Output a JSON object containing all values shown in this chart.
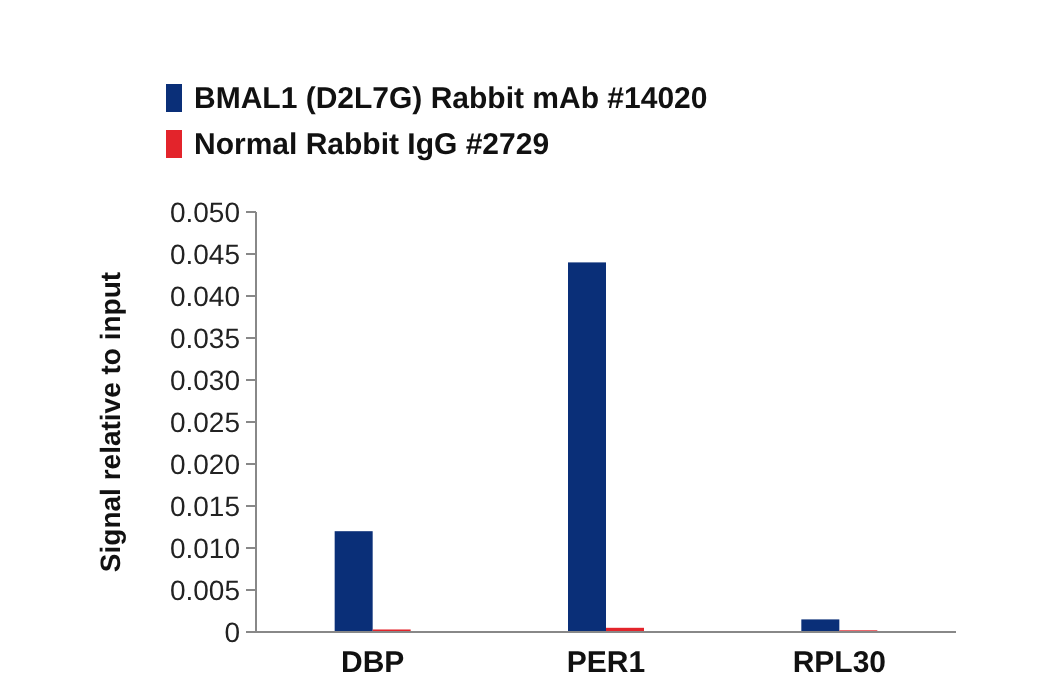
{
  "chart_data": {
    "type": "bar",
    "ylabel": "Signal relative to input",
    "categories": [
      "DBP",
      "PER1",
      "RPL30"
    ],
    "series": [
      {
        "name": "BMAL1 (D2L7G) Rabbit mAb #14020",
        "color": "#0a2f78",
        "values": [
          0.012,
          0.044,
          0.0015
        ]
      },
      {
        "name": "Normal Rabbit IgG #2729",
        "color": "#e3242b",
        "values": [
          0.0003,
          0.0005,
          0.0002
        ]
      }
    ],
    "ylim": [
      0,
      0.05
    ],
    "yticks": [
      {
        "value": 0,
        "label": "0"
      },
      {
        "value": 0.005,
        "label": "0.005"
      },
      {
        "value": 0.01,
        "label": "0.010"
      },
      {
        "value": 0.015,
        "label": "0.015"
      },
      {
        "value": 0.02,
        "label": "0.020"
      },
      {
        "value": 0.025,
        "label": "0.025"
      },
      {
        "value": 0.03,
        "label": "0.030"
      },
      {
        "value": 0.035,
        "label": "0.035"
      },
      {
        "value": 0.04,
        "label": "0.040"
      },
      {
        "value": 0.045,
        "label": "0.045"
      },
      {
        "value": 0.05,
        "label": "0.050"
      }
    ],
    "grid": false,
    "legend": "top left"
  }
}
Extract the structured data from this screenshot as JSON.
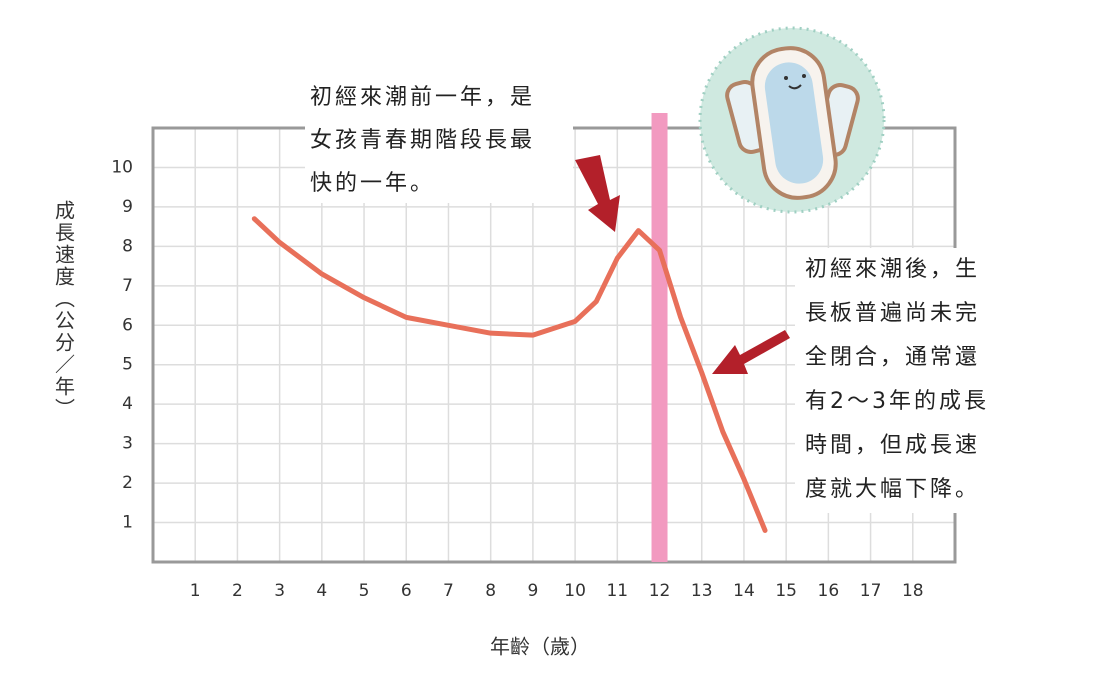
{
  "chart_data": {
    "type": "line",
    "x": [
      2.4,
      3,
      4,
      5,
      6,
      7,
      8,
      9,
      10,
      10.5,
      11,
      11.5,
      12,
      12.5,
      13,
      13.5,
      14,
      14.5
    ],
    "values": [
      8.7,
      8.1,
      7.3,
      6.7,
      6.2,
      6.0,
      5.8,
      5.75,
      6.1,
      6.6,
      7.7,
      8.4,
      7.9,
      6.2,
      4.8,
      3.3,
      2.1,
      0.8
    ],
    "color": "#e8705a",
    "xlim": [
      0,
      19
    ],
    "xticks": [
      1,
      2,
      3,
      4,
      5,
      6,
      7,
      8,
      9,
      10,
      11,
      12,
      13,
      14,
      15,
      16,
      17,
      18
    ],
    "ylim": [
      0,
      11
    ],
    "yticks": [
      1,
      2,
      3,
      4,
      5,
      6,
      7,
      8,
      9,
      10
    ],
    "grid": true,
    "highlight_x": 12,
    "highlight_color": "#f29ac0",
    "x_label": "年齡（歲）",
    "y_label": "成長速度（公分／年）",
    "annotations": [
      {
        "lines": [
          "初經來潮前一年，是",
          "女孩青春期階段長最",
          "快的一年。"
        ]
      },
      {
        "lines": [
          "初經來潮後，生",
          "長板普遍尚未完",
          "全閉合，通常還",
          "有2～3年的成長",
          "時間，但成長速",
          "度就大幅下降。"
        ]
      }
    ]
  }
}
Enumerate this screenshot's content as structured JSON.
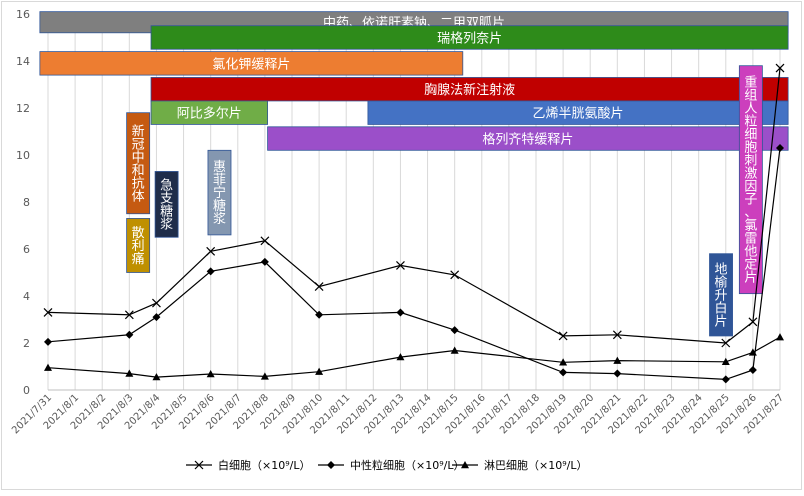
{
  "chart_data": {
    "type": "line",
    "categories": [
      "2021/7/31",
      "2021/8/1",
      "2021/8/2",
      "2021/8/3",
      "2021/8/4",
      "2021/8/5",
      "2021/8/6",
      "2021/8/7",
      "2021/8/8",
      "2021/8/9",
      "2021/8/10",
      "2021/8/11",
      "2021/8/12",
      "2021/8/13",
      "2021/8/14",
      "2021/8/15",
      "2021/8/16",
      "2021/8/17",
      "2021/8/18",
      "2021/8/19",
      "2021/8/20",
      "2021/8/21",
      "2021/8/22",
      "2021/8/23",
      "2021/8/24",
      "2021/8/25",
      "2021/8/26",
      "2021/8/27"
    ],
    "ylim": [
      0,
      16
    ],
    "yticks": [
      0,
      2,
      4,
      6,
      8,
      10,
      12,
      14,
      16
    ],
    "grid": "vertical",
    "legend_position": "bottom",
    "series": [
      {
        "name": "白细胞（×10⁹/L）",
        "marker": "x",
        "points": [
          [
            0,
            3.3
          ],
          [
            3,
            3.2
          ],
          [
            4,
            3.7
          ],
          [
            6,
            5.9
          ],
          [
            8,
            6.35
          ],
          [
            10,
            4.4
          ],
          [
            13,
            5.3
          ],
          [
            15,
            4.9
          ],
          [
            19,
            2.3
          ],
          [
            21,
            2.35
          ],
          [
            25,
            2.0
          ],
          [
            26,
            2.9
          ],
          [
            27,
            13.7
          ]
        ]
      },
      {
        "name": "中性粒细胞（×10⁹/L）",
        "marker": "diamond",
        "points": [
          [
            0,
            2.05
          ],
          [
            3,
            2.35
          ],
          [
            4,
            3.1
          ],
          [
            6,
            5.05
          ],
          [
            8,
            5.45
          ],
          [
            10,
            3.2
          ],
          [
            13,
            3.3
          ],
          [
            15,
            2.55
          ],
          [
            19,
            0.75
          ],
          [
            21,
            0.7
          ],
          [
            25,
            0.45
          ],
          [
            26,
            0.85
          ],
          [
            27,
            10.3
          ]
        ]
      },
      {
        "name": "淋巴细胞（×10⁹/L）",
        "marker": "triangle",
        "points": [
          [
            0,
            0.95
          ],
          [
            3,
            0.7
          ],
          [
            4,
            0.55
          ],
          [
            6,
            0.68
          ],
          [
            8,
            0.58
          ],
          [
            10,
            0.78
          ],
          [
            13,
            1.4
          ],
          [
            15,
            1.68
          ],
          [
            19,
            1.18
          ],
          [
            21,
            1.25
          ],
          [
            25,
            1.2
          ],
          [
            26,
            1.6
          ],
          [
            27,
            2.25
          ]
        ]
      }
    ],
    "annotations": [
      {
        "label": "中药、依诺肝素钠、二甲双胍片",
        "orientation": "horizontal",
        "x_start": -0.3,
        "x_end": 27.3,
        "y_bottom": 15.2,
        "y_top": 16.1,
        "fill": "#7f7f7f",
        "text_color": "#ffffff"
      },
      {
        "label": "瑞格列奈片",
        "orientation": "horizontal",
        "x_start": 3.8,
        "x_end": 27.3,
        "y_bottom": 14.5,
        "y_top": 15.5,
        "fill": "#2e8b1a",
        "text_color": "#ffffff"
      },
      {
        "label": "氯化钾缓释片",
        "orientation": "horizontal",
        "x_start": -0.3,
        "x_end": 15.3,
        "y_bottom": 13.4,
        "y_top": 14.4,
        "fill": "#ed7d31",
        "text_color": "#ffffff"
      },
      {
        "label": "胸腺法新注射液",
        "orientation": "horizontal",
        "x_start": 3.8,
        "x_end": 27.3,
        "y_bottom": 12.3,
        "y_top": 13.3,
        "fill": "#c00000",
        "text_color": "#ffffff"
      },
      {
        "label": "阿比多尔片",
        "orientation": "horizontal",
        "x_start": 3.8,
        "x_end": 8.1,
        "y_bottom": 11.3,
        "y_top": 12.3,
        "fill": "#70ad47",
        "text_color": "#ffffff"
      },
      {
        "label": "乙烯半胱氨酸片",
        "orientation": "horizontal",
        "x_start": 11.8,
        "x_end": 27.3,
        "y_bottom": 11.3,
        "y_top": 12.3,
        "fill": "#4472c4",
        "text_color": "#ffffff"
      },
      {
        "label": "格列齐特缓释片",
        "orientation": "horizontal",
        "x_start": 8.1,
        "x_end": 27.3,
        "y_bottom": 10.2,
        "y_top": 11.2,
        "fill": "#9b4fc9",
        "text_color": "#ffffff"
      },
      {
        "label": "新冠中和抗体",
        "orientation": "vertical",
        "x_start": 2.9,
        "x_end": 3.75,
        "y_bottom": 7.5,
        "y_top": 11.8,
        "fill": "#c55a11",
        "text_color": "#ffffff"
      },
      {
        "label": "散利痛",
        "orientation": "vertical",
        "x_start": 2.9,
        "x_end": 3.75,
        "y_bottom": 5.0,
        "y_top": 7.3,
        "fill": "#bf9000",
        "text_color": "#ffffff"
      },
      {
        "label": "急支糖浆",
        "orientation": "vertical",
        "x_start": 3.95,
        "x_end": 4.8,
        "y_bottom": 6.5,
        "y_top": 9.3,
        "fill": "#1f2d4a",
        "text_color": "#ffffff"
      },
      {
        "label": "惠菲宁糖浆",
        "orientation": "vertical",
        "x_start": 5.9,
        "x_end": 6.75,
        "y_bottom": 6.6,
        "y_top": 10.2,
        "fill": "#8497b0",
        "text_color": "#ffffff"
      },
      {
        "label": "地榆升白片",
        "orientation": "vertical",
        "x_start": 24.4,
        "x_end": 25.25,
        "y_bottom": 2.3,
        "y_top": 5.8,
        "fill": "#2f5597",
        "text_color": "#ffffff"
      },
      {
        "label": "重组人粒细胞刺激因子、氯雷他定片",
        "orientation": "vertical",
        "x_start": 25.5,
        "x_end": 26.35,
        "y_bottom": 4.1,
        "y_top": 13.8,
        "fill": "#cc3fbd",
        "text_color": "#ffffff"
      }
    ]
  }
}
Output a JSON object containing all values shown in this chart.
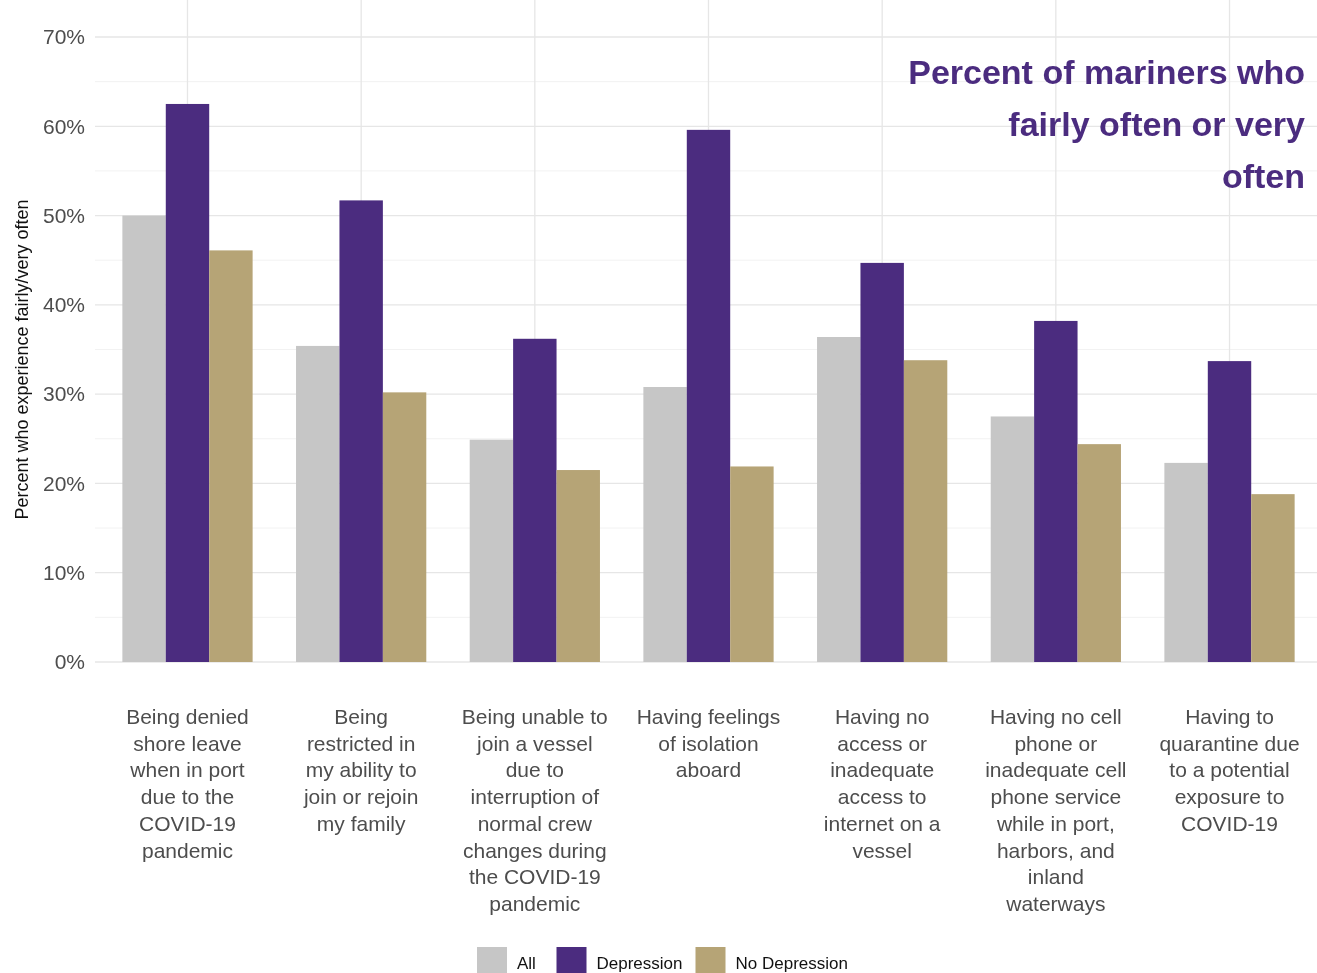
{
  "chart_data": {
    "type": "bar",
    "title": "Percent of mariners who fairly often or very often",
    "ylabel": "Percent who experience fairly/very often",
    "categories": [
      "Being denied shore leave when in port due to the COVID-19 pandemic",
      "Being restricted in my ability to join or rejoin my family",
      "Being unable to join a vessel due to interruption of normal crew changes during the COVID-19 pandemic",
      "Having feelings of isolation aboard",
      "Having no access or inadequate access to internet on a vessel",
      "Having no cell phone or inadequate cell phone service while in port, harbors, and inland waterways",
      "Having to quarantine due to a potential exposure to COVID-19"
    ],
    "series": [
      {
        "name": "All",
        "color": "#c6c6c6",
        "values": [
          50,
          35.4,
          24.9,
          30.8,
          36.4,
          27.5,
          22.3
        ]
      },
      {
        "name": "Depression",
        "color": "#4b2c7f",
        "values": [
          62.5,
          51.7,
          36.2,
          59.6,
          44.7,
          38.2,
          33.7
        ]
      },
      {
        "name": "No Depression",
        "color": "#b6a476",
        "values": [
          46.1,
          30.2,
          21.5,
          21.9,
          33.8,
          24.4,
          18.8
        ]
      }
    ],
    "ylim": [
      0,
      70
    ],
    "yticks": [
      {
        "value": 0,
        "label": "0%"
      },
      {
        "value": 10,
        "label": "10%"
      },
      {
        "value": 20,
        "label": "20%"
      },
      {
        "value": 30,
        "label": "30%"
      },
      {
        "value": 40,
        "label": "40%"
      },
      {
        "value": 50,
        "label": "50%"
      },
      {
        "value": 60,
        "label": "60%"
      },
      {
        "value": 70,
        "label": "70%"
      }
    ],
    "grid": true,
    "legend": "bottom"
  }
}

------------------------------------------------

● **What to do**
From the data above, copy each line that holds "pandemic".

● **Result**
      "Being denied shore leave when in port due to the COVID-19 pandemic",
      "Being unable to join a vessel due to interruption of normal crew changes during the COVID-19 pandemic",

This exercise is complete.